(Task requirements): Set down the data below without change, skipping the pictures it holds.

Dataset entries:
************

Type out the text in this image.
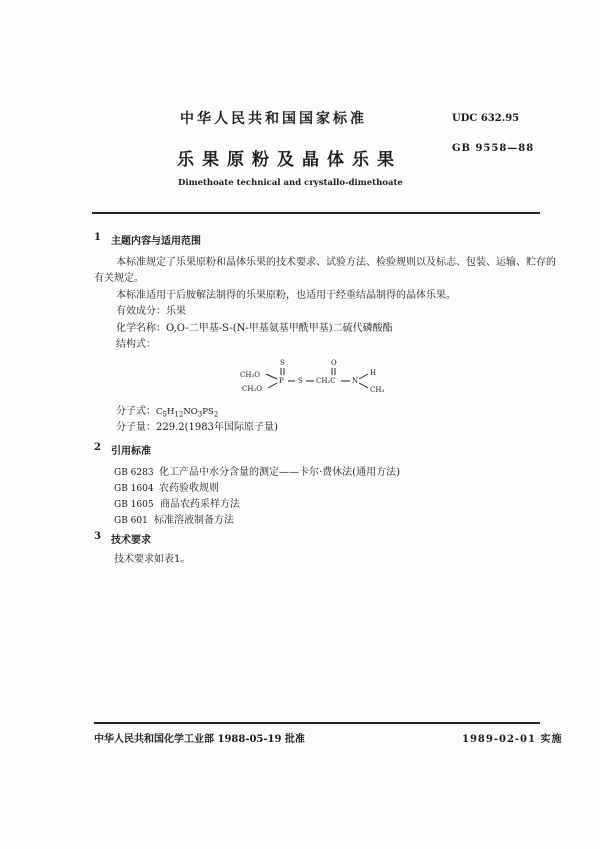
中华人民共和国国家标准	UDC 632.95
乐果原粉及晶体乐果
GB 9558—88
Dimethoate technical and crystallo-dimethoate
1 主题内容与适用范围
本标准规定了乐果原粉和晶体乐果的技术要求、试验方法、检验规则以及标志、包装、运输、贮存的
有关规定。
本标准适用于后胺解法制得的乐果原粉，也适用于经重结晶制得的晶体乐果。
有效成分：乐果
化学名称：O,O-二甲基-S-(N-甲基氨基甲酰甲基)二硫代磷酸酯
结构式：
S
P
CH₃O
CH₃O
S CH₂C
O
N
H
CH₃
分子式：$C_5H_{12}NO_3PS_2$
分子量：229.2(1983年国际原子量)
2 引用标准
GB 6283 化工产品中水分含量的测定——卡尔·费休法(通用方法)
GB 1604 农药验收规则
GB 1605 商品农药采样方法
GB 601 标准溶液制备方法
3 技术要求
技术要求如表1。
中华人民共和国化学工业部 1988-05-19 批准	1989-02-01 实施
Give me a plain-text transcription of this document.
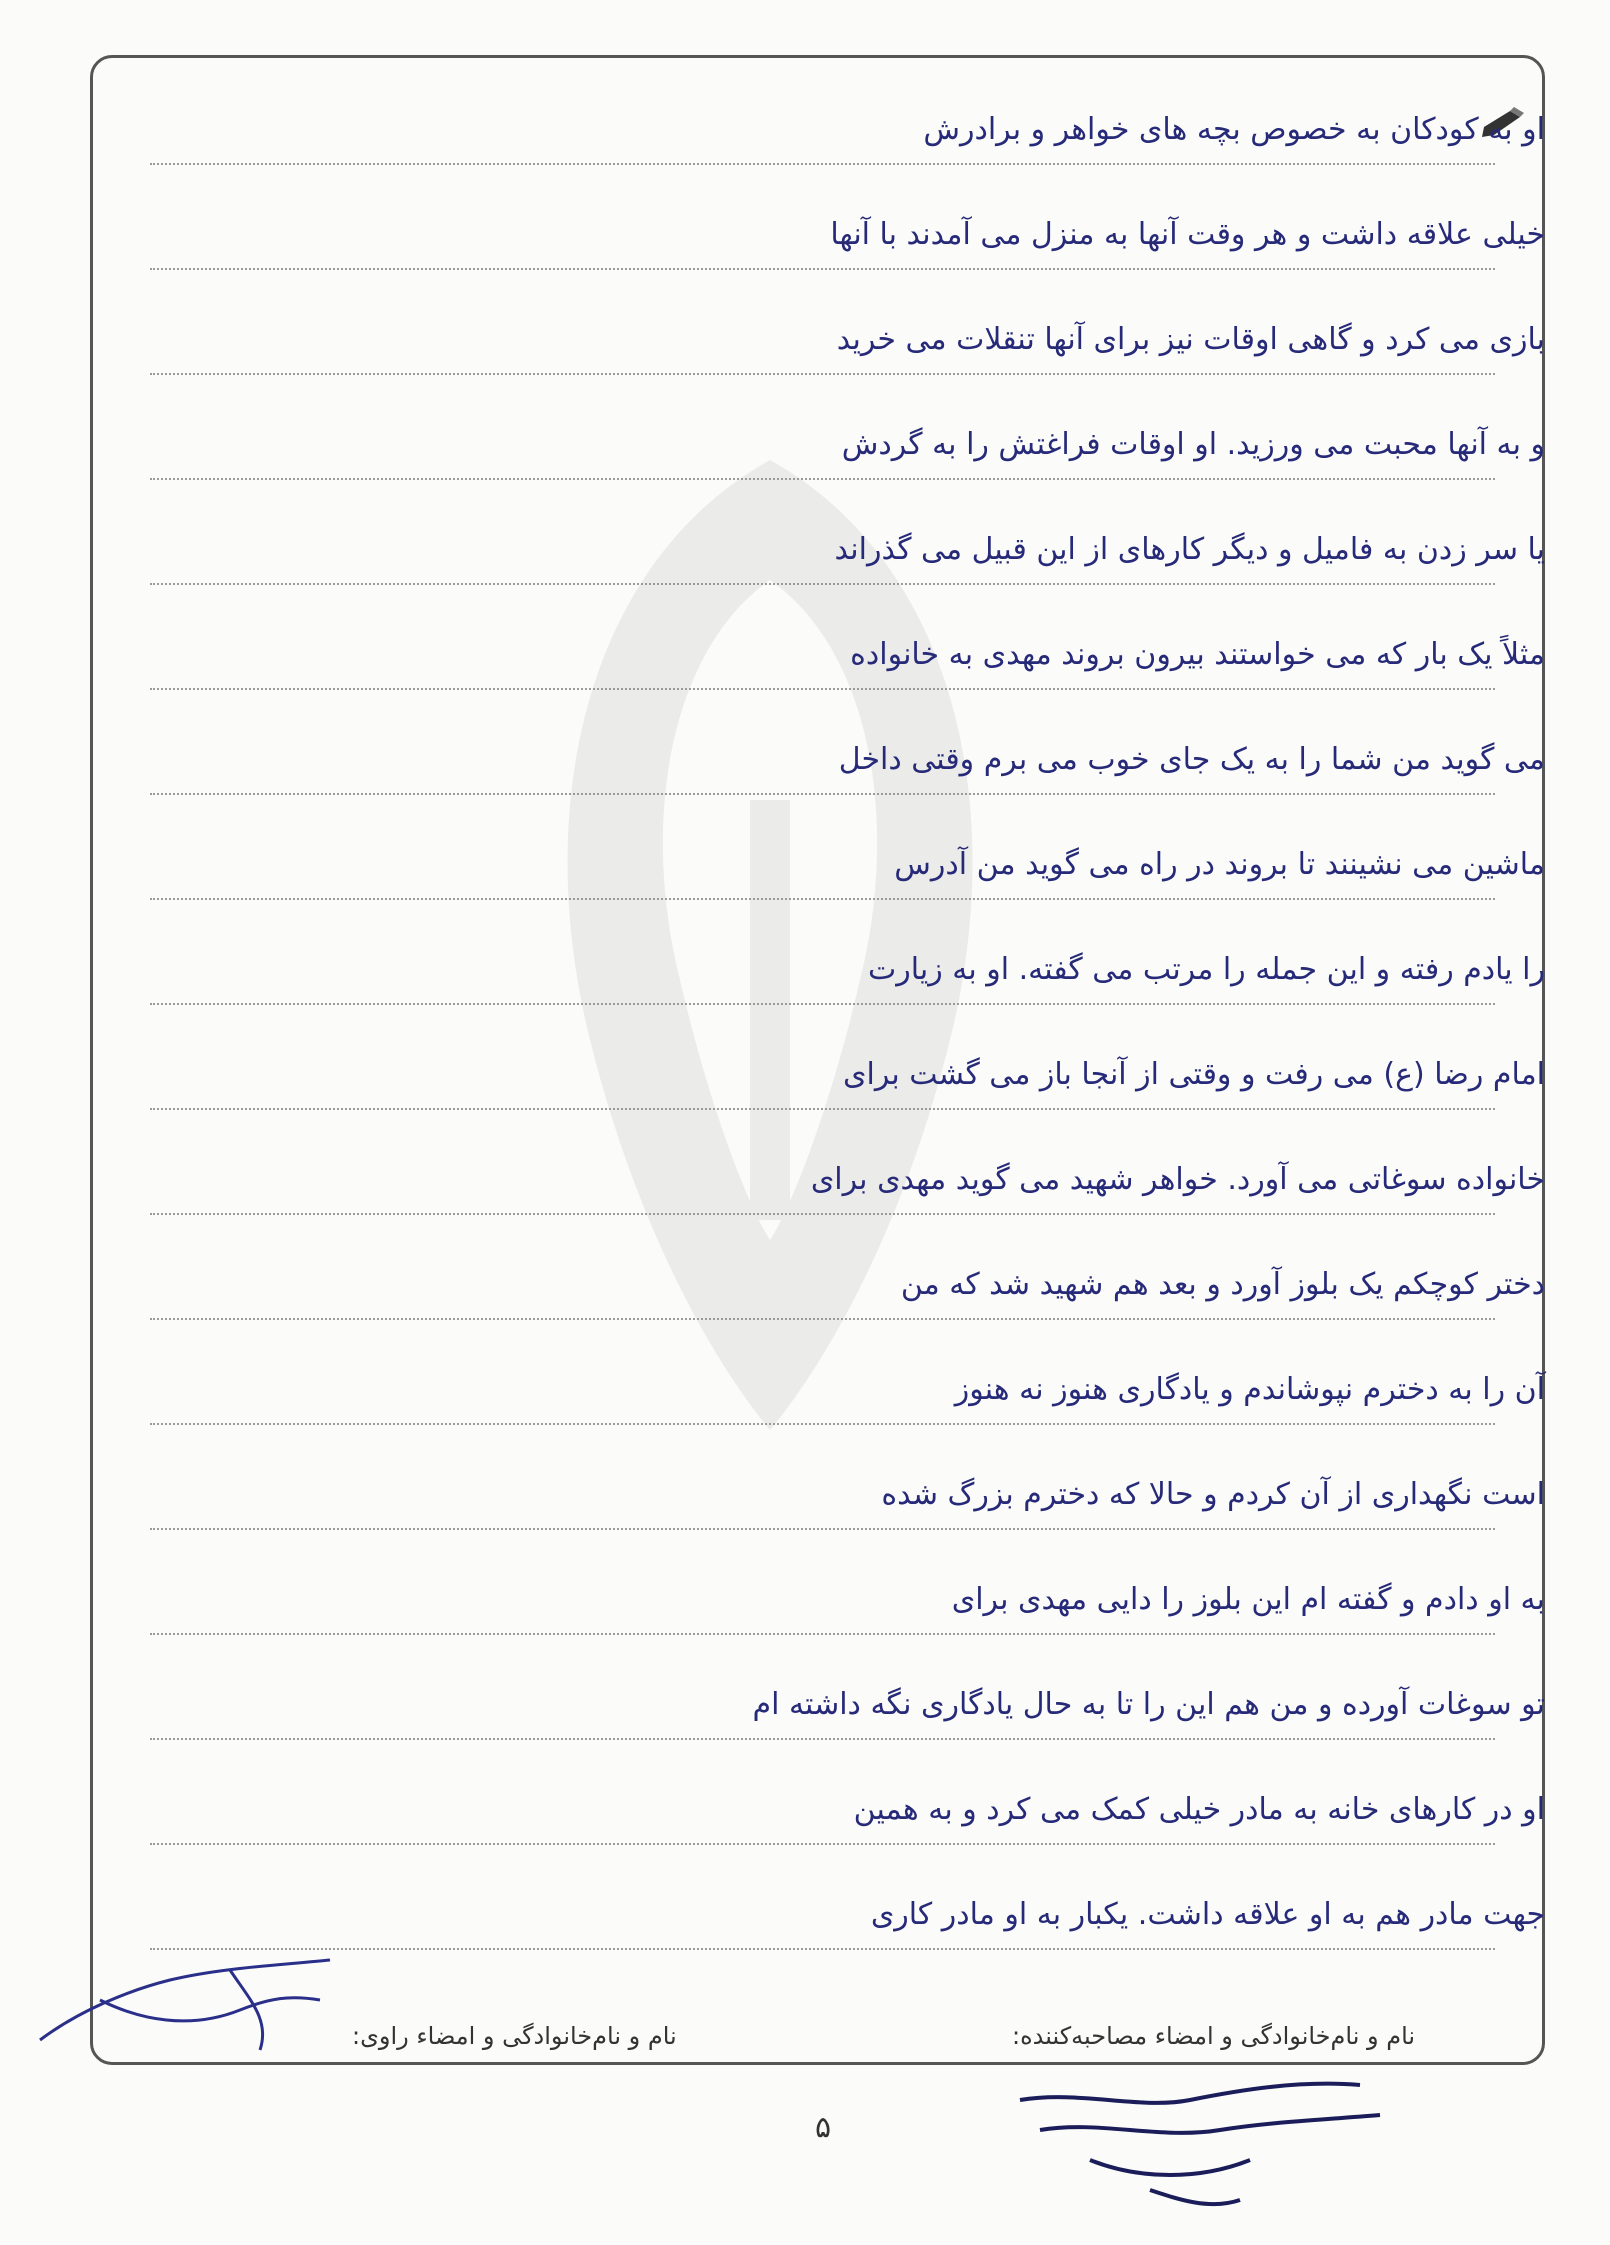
او به کودکان به خصوص بچه های خواهر و برادرش
خیلی علاقه داشت و هر وقت آنها به منزل می آمدند با آنها
بازی می کرد و گاهی اوقات نیز برای آنها تنقلات می خرید
و به آنها محبت می ورزید. او اوقات فراغتش را به گردش
یا سر زدن به فامیل و دیگر کارهای از این قبیل می گذراند
مثلاً یک بار که می خواستند بیرون بروند مهدی به خانواده
می گوید من شما را به یک جای خوب می برم وقتی داخل
ماشین می نشینند تا بروند در راه می گوید من آدرس
را یادم رفته و این جمله را مرتب می گفته. او به زیارت
امام رضا (ع) می رفت و وقتی از آنجا باز می گشت برای
خانواده سوغاتی می آورد. خواهر شهید می گوید مهدی برای
دختر کوچکم یک بلوز آورد و بعد هم شهید شد که من
آن را به دخترم نپوشاندم و یادگاری هنوز نه هنوز
است نگهداری از آن کردم و حالا که دخترم بزرگ شده
به او دادم و گفته ام این بلوز را دایی مهدی برای
تو سوغات آورده و من هم این را تا به حال یادگاری نگه داشته ام
او در کارهای خانه به مادر خیلی کمک می کرد و به همین
جهت مادر هم به او علاقه داشت. یکبار به او مادر کاری
نام و نام‌خانوادگی و امضاء مصاحبه‌کننده:
نام و نام‌خانوادگی و امضاء راوی:
۵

************

(Correct result):
Type out the text in this image.
中华人民共和国国家标准	UDC 632.95
乐果原粉及晶体乐果
GB 9558—88
Dimethoate technical and crystallo-dimethoate
1 主题内容与适用范围
本标准规定了乐果原粉和晶体乐果的技术要求、试验方法、检验规则以及标志、包装、运输、贮存的
有关规定。
本标准适用于后胺解法制得的乐果原粉，也适用于经重结晶制得的晶体乐果。
有效成分：乐果
化学名称：O,O-二甲基-S-(N-甲基氨基甲酰甲基)二硫代磷酸酯
结构式：
S
P
CH₃O
CH₃O
S CH₂C
O
N
H
CH₃
分子式：$C_5H_{12}NO_3PS_2$
分子量：229.2(1983年国际原子量)
2 引用标准
GB 6283 化工产品中水分含量的测定——卡尔·费休法(通用方法)
GB 1604 农药验收规则
GB 1605 商品农药采样方法
GB 601 标准溶液制备方法
3 技术要求
技术要求如表1。
中华人民共和国化学工业部 1988-05-19 批准	1989-02-01 实施
Give me a plain-text transcription of this document.
او به کودکان به خصوص بچه های خواهر و برادرش
خیلی علاقه داشت و هر وقت آنها به منزل می آمدند با آنها
بازی می کرد و گاهی اوقات نیز برای آنها تنقلات می خرید
و به آنها محبت می ورزید. او اوقات فراغتش را به گردش
یا سر زدن به فامیل و دیگر کارهای از این قبیل می گذراند
مثلاً یک بار که می خواستند بیرون بروند مهدی به خانواده
می گوید من شما را به یک جای خوب می برم وقتی داخل
ماشین می نشینند تا بروند در راه می گوید من آدرس
را یادم رفته و این جمله را مرتب می گفته. او به زیارت
امام رضا (ع) می رفت و وقتی از آنجا باز می گشت برای
خانواده سوغاتی می آورد. خواهر شهید می گوید مهدی برای
دختر کوچکم یک بلوز آورد و بعد هم شهید شد که من
آن را به دخترم نپوشاندم و یادگاری هنوز نه هنوز
است نگهداری از آن کردم و حالا که دخترم بزرگ شده
به او دادم و گفته ام این بلوز را دایی مهدی برای
تو سوغات آورده و من هم این را تا به حال یادگاری نگه داشته ام
او در کارهای خانه به مادر خیلی کمک می کرد و به همین
جهت مادر هم به او علاقه داشت. یکبار به او مادر کاری
نام و نام‌خانوادگی و امضاء مصاحبه‌کننده:
نام و نام‌خانوادگی و امضاء راوی:
۵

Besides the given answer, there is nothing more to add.